- _INSTRUCTION_
Quote the listing below in its entirety.
-- begin ITEMS --
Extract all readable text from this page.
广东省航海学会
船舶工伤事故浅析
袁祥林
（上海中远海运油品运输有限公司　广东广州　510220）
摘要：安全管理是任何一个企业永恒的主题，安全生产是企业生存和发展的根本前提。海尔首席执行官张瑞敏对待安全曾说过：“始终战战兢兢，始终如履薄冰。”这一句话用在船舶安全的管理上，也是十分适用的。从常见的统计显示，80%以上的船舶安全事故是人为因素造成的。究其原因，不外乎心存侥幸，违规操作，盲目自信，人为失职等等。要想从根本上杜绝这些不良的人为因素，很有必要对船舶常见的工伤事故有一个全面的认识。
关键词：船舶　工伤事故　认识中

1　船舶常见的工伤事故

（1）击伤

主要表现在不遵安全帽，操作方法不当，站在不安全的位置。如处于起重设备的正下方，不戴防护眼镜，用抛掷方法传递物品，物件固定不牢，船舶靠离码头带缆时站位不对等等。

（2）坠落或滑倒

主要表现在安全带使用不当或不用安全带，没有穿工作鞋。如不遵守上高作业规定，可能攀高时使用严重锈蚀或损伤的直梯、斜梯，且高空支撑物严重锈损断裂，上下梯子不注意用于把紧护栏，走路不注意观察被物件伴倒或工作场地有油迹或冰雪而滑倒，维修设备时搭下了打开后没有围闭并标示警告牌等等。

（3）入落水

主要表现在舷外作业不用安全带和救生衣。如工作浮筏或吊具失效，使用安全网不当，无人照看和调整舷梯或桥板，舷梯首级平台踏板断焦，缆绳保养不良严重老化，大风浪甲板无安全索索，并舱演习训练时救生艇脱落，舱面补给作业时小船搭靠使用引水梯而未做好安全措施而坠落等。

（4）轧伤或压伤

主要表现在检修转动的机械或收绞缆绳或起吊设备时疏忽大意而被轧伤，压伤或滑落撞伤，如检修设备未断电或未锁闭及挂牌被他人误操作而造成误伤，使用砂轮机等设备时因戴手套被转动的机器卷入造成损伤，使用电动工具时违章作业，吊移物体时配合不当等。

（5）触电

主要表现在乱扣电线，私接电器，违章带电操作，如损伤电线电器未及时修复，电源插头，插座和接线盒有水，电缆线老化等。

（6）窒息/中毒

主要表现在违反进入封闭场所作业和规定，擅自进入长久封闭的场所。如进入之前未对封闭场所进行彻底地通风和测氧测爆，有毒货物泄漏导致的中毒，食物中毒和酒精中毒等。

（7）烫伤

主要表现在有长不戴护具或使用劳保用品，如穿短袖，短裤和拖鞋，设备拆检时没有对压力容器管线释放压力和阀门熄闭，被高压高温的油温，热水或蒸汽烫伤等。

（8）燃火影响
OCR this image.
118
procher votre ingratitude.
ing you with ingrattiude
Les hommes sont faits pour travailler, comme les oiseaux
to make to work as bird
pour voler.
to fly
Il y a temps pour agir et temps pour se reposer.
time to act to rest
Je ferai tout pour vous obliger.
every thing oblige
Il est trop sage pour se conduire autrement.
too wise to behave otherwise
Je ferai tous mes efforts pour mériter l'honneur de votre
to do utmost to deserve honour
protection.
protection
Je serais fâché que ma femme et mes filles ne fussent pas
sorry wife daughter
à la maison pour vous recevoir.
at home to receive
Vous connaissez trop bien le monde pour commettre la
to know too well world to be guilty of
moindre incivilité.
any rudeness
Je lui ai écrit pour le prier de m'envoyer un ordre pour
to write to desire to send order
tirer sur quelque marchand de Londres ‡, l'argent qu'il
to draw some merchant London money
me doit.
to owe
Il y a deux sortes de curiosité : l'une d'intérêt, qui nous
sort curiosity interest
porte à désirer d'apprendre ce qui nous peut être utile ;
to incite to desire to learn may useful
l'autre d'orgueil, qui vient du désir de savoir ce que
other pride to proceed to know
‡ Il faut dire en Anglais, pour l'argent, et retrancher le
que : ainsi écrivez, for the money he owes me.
-- end ITEMS --
- _EXERCISE RESULT_
Extract all readable text from this page.
广东省航海学会
船舶工伤事故浅析
袁祥林
（上海中远海运油品运输有限公司　广东广州　510220）
摘要：安全管理是任何一个企业永恒的主题，安全生产是企业生存和发展的根本前提。海尔首席执行官张瑞敏对待安全曾说过：“始终战战兢兢，始终如履薄冰。”这一句话用在船舶安全的管理上，也是十分适用的。从常见的统计显示，80%以上的船舶安全事故是人为因素造成的。究其原因，不外乎心存侥幸，违规操作，盲目自信，人为失职等等。要想从根本上杜绝这些不良的人为因素，很有必要对船舶常见的工伤事故有一个全面的认识。
关键词：船舶　工伤事故　认识中

1　船舶常见的工伤事故

（1）击伤

主要表现在不遵安全帽，操作方法不当，站在不安全的位置。如处于起重设备的正下方，不戴防护眼镜，用抛掷方法传递物品，物件固定不牢，船舶靠离码头带缆时站位不对等等。

（2）坠落或滑倒

主要表现在安全带使用不当或不用安全带，没有穿工作鞋。如不遵守上高作业规定，可能攀高时使用严重锈蚀或损伤的直梯、斜梯，且高空支撑物严重锈损断裂，上下梯子不注意用于把紧护栏，走路不注意观察被物件伴倒或工作场地有油迹或冰雪而滑倒，维修设备时搭下了打开后没有围闭并标示警告牌等等。

（3）入落水

主要表现在舷外作业不用安全带和救生衣。如工作浮筏或吊具失效，使用安全网不当，无人照看和调整舷梯或桥板，舷梯首级平台踏板断焦，缆绳保养不良严重老化，大风浪甲板无安全索索，并舱演习训练时救生艇脱落，舱面补给作业时小船搭靠使用引水梯而未做好安全措施而坠落等。

（4）轧伤或压伤

主要表现在检修转动的机械或收绞缆绳或起吊设备时疏忽大意而被轧伤，压伤或滑落撞伤，如检修设备未断电或未锁闭及挂牌被他人误操作而造成误伤，使用砂轮机等设备时因戴手套被转动的机器卷入造成损伤，使用电动工具时违章作业，吊移物体时配合不当等。

（5）触电

主要表现在乱扣电线，私接电器，违章带电操作，如损伤电线电器未及时修复，电源插头，插座和接线盒有水，电缆线老化等。

（6）窒息/中毒

主要表现在违反进入封闭场所作业和规定，擅自进入长久封闭的场所。如进入之前未对封闭场所进行彻底地通风和测氧测爆，有毒货物泄漏导致的中毒，食物中毒和酒精中毒等。

（7）烫伤

主要表现在有长不戴护具或使用劳保用品，如穿短袖，短裤和拖鞋，设备拆检时没有对压力容器管线释放压力和阀门熄闭，被高压高温的油温，热水或蒸汽烫伤等。

（8）燃火影响
OCR this image.
118
procher votre ingratitude.
ing you with ingrattiude
Les hommes sont faits pour travailler, comme les oiseaux
to make to work as bird
pour voler.
to fly
Il y a temps pour agir et temps pour se reposer.
time to act to rest
Je ferai tout pour vous obliger.
every thing oblige
Il est trop sage pour se conduire autrement.
too wise to behave otherwise
Je ferai tous mes efforts pour mériter l'honneur de votre
to do utmost to deserve honour
protection.
protection
Je serais fâché que ma femme et mes filles ne fussent pas
sorry wife daughter
à la maison pour vous recevoir.
at home to receive
Vous connaissez trop bien le monde pour commettre la
to know too well world to be guilty of
moindre incivilité.
any rudeness
Je lui ai écrit pour le prier de m'envoyer un ordre pour
to write to desire to send order
tirer sur quelque marchand de Londres ‡, l'argent qu'il
to draw some merchant London money
me doit.
to owe
Il y a deux sortes de curiosité : l'une d'intérêt, qui nous
sort curiosity interest
porte à désirer d'apprendre ce qui nous peut être utile ;
to incite to desire to learn may useful
l'autre d'orgueil, qui vient du désir de savoir ce que
other pride to proceed to know
‡ Il faut dire en Anglais, pour l'argent, et retrancher le
que : ainsi écrivez, for the money he owes me.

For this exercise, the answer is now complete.